■ WHAT YOU WILL DO ■
Write out each line that follows exactly as it stands, without the pictures.

***

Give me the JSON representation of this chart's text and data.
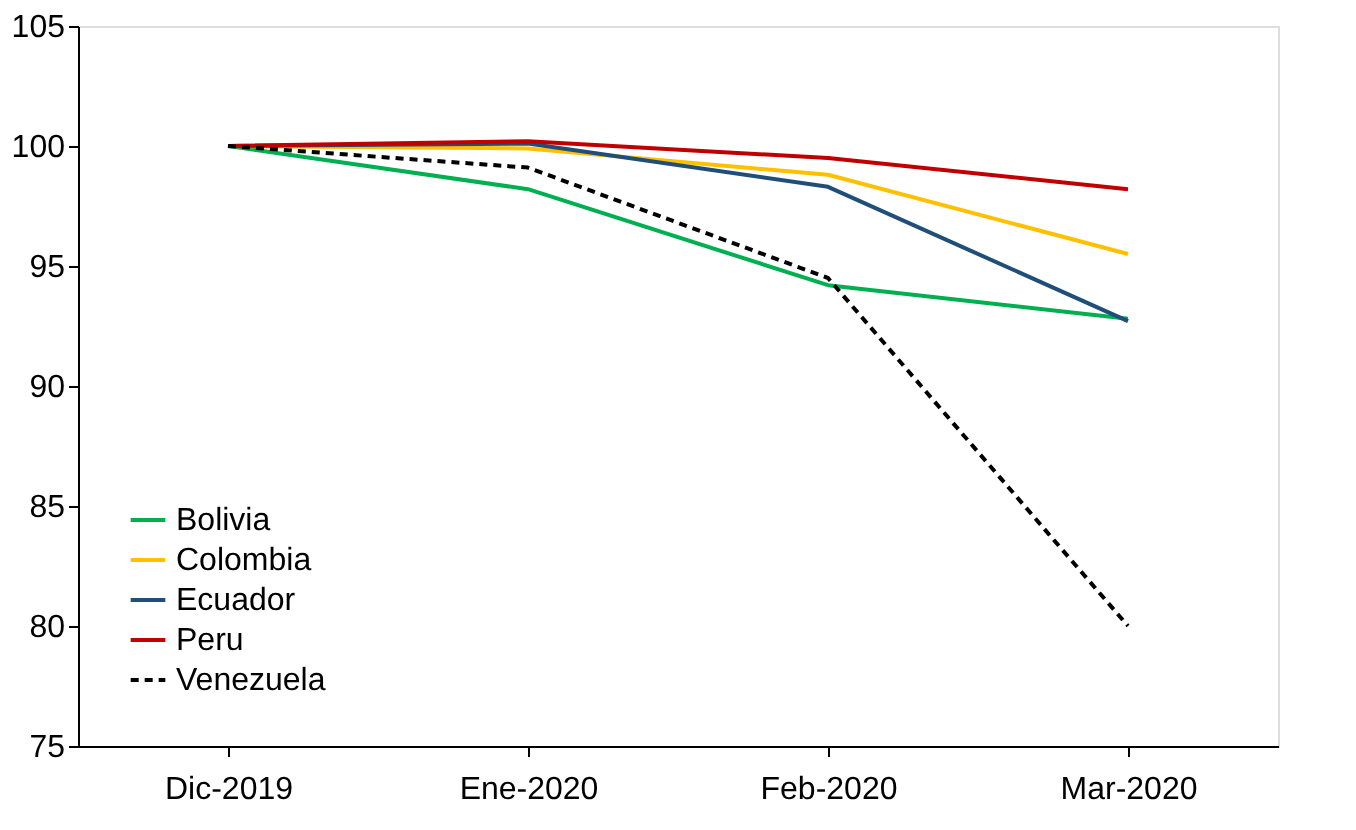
{
  "chart_data": {
    "type": "line",
    "categories": [
      "Dic-2019",
      "Ene-2020",
      "Feb-2020",
      "Mar-2020"
    ],
    "series": [
      {
        "name": "Bolivia",
        "color": "#00b050",
        "values": [
          100,
          98.2,
          94.2,
          92.8
        ]
      },
      {
        "name": "Colombia",
        "color": "#ffc000",
        "values": [
          100,
          99.9,
          98.8,
          95.5
        ]
      },
      {
        "name": "Ecuador",
        "color": "#1f4e79",
        "values": [
          100,
          100.1,
          98.3,
          92.7
        ]
      },
      {
        "name": "Peru",
        "color": "#c00000",
        "values": [
          100,
          100.2,
          99.5,
          98.2
        ]
      },
      {
        "name": "Venezuela",
        "color": "#000000",
        "values": [
          100,
          99.1,
          94.5,
          80.0
        ],
        "line_style": "dashed"
      }
    ],
    "ylim": [
      75,
      105
    ],
    "yticks": [
      75,
      80,
      85,
      90,
      95,
      100,
      105
    ],
    "grid": false,
    "legend": "bottom left",
    "marker": "none"
  }
}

***

■ RESULT ■
Give me the JSON representation of this chart's text and data.
{
  "chart_data": {
    "type": "line",
    "categories": [
      "Dic-2019",
      "Ene-2020",
      "Feb-2020",
      "Mar-2020"
    ],
    "series": [
      {
        "name": "Bolivia",
        "color": "#00b050",
        "values": [
          100,
          98.2,
          94.2,
          92.8
        ]
      },
      {
        "name": "Colombia",
        "color": "#ffc000",
        "values": [
          100,
          99.9,
          98.8,
          95.5
        ]
      },
      {
        "name": "Ecuador",
        "color": "#1f4e79",
        "values": [
          100,
          100.1,
          98.3,
          92.7
        ]
      },
      {
        "name": "Peru",
        "color": "#c00000",
        "values": [
          100,
          100.2,
          99.5,
          98.2
        ]
      },
      {
        "name": "Venezuela",
        "color": "#000000",
        "values": [
          100,
          99.1,
          94.5,
          80.0
        ],
        "line_style": "dashed"
      }
    ],
    "ylim": [
      75,
      105
    ],
    "yticks": [
      75,
      80,
      85,
      90,
      95,
      100,
      105
    ],
    "grid": false,
    "legend": "bottom left",
    "marker": "none"
  }
}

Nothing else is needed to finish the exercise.